_Instructions for the task_
Restate, word for word, all of the material shown below.

_Source data_
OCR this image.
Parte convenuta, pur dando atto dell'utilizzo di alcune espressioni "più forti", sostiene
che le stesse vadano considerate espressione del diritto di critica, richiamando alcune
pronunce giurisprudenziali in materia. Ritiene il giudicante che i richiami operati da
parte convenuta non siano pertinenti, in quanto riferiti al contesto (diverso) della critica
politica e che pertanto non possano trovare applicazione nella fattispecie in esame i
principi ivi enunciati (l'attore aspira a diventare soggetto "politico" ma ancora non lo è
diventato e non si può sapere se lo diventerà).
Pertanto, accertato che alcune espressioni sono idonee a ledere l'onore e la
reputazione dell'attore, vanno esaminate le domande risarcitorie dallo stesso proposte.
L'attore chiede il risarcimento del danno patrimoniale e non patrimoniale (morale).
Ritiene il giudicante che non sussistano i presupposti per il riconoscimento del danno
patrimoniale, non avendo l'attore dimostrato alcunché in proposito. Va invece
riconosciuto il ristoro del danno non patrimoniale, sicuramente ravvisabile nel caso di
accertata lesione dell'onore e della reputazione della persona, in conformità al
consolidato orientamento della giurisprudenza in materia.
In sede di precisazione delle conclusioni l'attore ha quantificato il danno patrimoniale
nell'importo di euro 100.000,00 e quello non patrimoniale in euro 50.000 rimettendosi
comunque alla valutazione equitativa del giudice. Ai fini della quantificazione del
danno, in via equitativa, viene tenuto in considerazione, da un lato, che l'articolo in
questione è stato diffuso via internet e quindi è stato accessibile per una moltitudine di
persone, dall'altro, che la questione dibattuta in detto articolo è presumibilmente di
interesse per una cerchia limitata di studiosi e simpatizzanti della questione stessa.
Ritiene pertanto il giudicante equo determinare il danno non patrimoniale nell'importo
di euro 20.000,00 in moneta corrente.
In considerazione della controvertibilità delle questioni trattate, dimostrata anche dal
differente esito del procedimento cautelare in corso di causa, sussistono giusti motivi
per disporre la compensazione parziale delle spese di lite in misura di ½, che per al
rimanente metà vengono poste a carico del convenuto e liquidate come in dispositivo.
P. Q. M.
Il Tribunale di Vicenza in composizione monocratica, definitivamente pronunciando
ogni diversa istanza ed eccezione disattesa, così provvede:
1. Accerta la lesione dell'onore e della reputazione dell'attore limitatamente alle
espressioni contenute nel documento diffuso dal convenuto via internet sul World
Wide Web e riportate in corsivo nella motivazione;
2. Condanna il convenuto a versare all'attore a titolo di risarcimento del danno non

_Reply to the exercise_
OCR this image.
Parte convenuta, pur dando atto dell'utilizzo di alcune espressioni "più forti", sostiene
che le stesse vadano considerate espressione del diritto di critica, richiamando alcune
pronunce giurisprudenziali in materia. Ritiene il giudicante che i richiami operati da
parte convenuta non siano pertinenti, in quanto riferiti al contesto (diverso) della critica
politica e che pertanto non possano trovare applicazione nella fattispecie in esame i
principi ivi enunciati (l'attore aspira a diventare soggetto "politico" ma ancora non lo è
diventato e non si può sapere se lo diventerà).
Pertanto, accertato che alcune espressioni sono idonee a ledere l'onore e la
reputazione dell'attore, vanno esaminate le domande risarcitorie dallo stesso proposte.
L'attore chiede il risarcimento del danno patrimoniale e non patrimoniale (morale).
Ritiene il giudicante che non sussistano i presupposti per il riconoscimento del danno
patrimoniale, non avendo l'attore dimostrato alcunché in proposito. Va invece
riconosciuto il ristoro del danno non patrimoniale, sicuramente ravvisabile nel caso di
accertata lesione dell'onore e della reputazione della persona, in conformità al
consolidato orientamento della giurisprudenza in materia.
In sede di precisazione delle conclusioni l'attore ha quantificato il danno patrimoniale
nell'importo di euro 100.000,00 e quello non patrimoniale in euro 50.000 rimettendosi
comunque alla valutazione equitativa del giudice. Ai fini della quantificazione del
danno, in via equitativa, viene tenuto in considerazione, da un lato, che l'articolo in
questione è stato diffuso via internet e quindi è stato accessibile per una moltitudine di
persone, dall'altro, che la questione dibattuta in detto articolo è presumibilmente di
interesse per una cerchia limitata di studiosi e simpatizzanti della questione stessa.
Ritiene pertanto il giudicante equo determinare il danno non patrimoniale nell'importo
di euro 20.000,00 in moneta corrente.
In considerazione della controvertibilità delle questioni trattate, dimostrata anche dal
differente esito del procedimento cautelare in corso di causa, sussistono giusti motivi
per disporre la compensazione parziale delle spese di lite in misura di ½, che per al
rimanente metà vengono poste a carico del convenuto e liquidate come in dispositivo.
P. Q. M.
Il Tribunale di Vicenza in composizione monocratica, definitivamente pronunciando
ogni diversa istanza ed eccezione disattesa, così provvede:
1. Accerta la lesione dell'onore e della reputazione dell'attore limitatamente alle
espressioni contenute nel documento diffuso dal convenuto via internet sul World
Wide Web e riportate in corsivo nella motivazione;
2. Condanna il convenuto a versare all'attore a titolo di risarcimento del danno non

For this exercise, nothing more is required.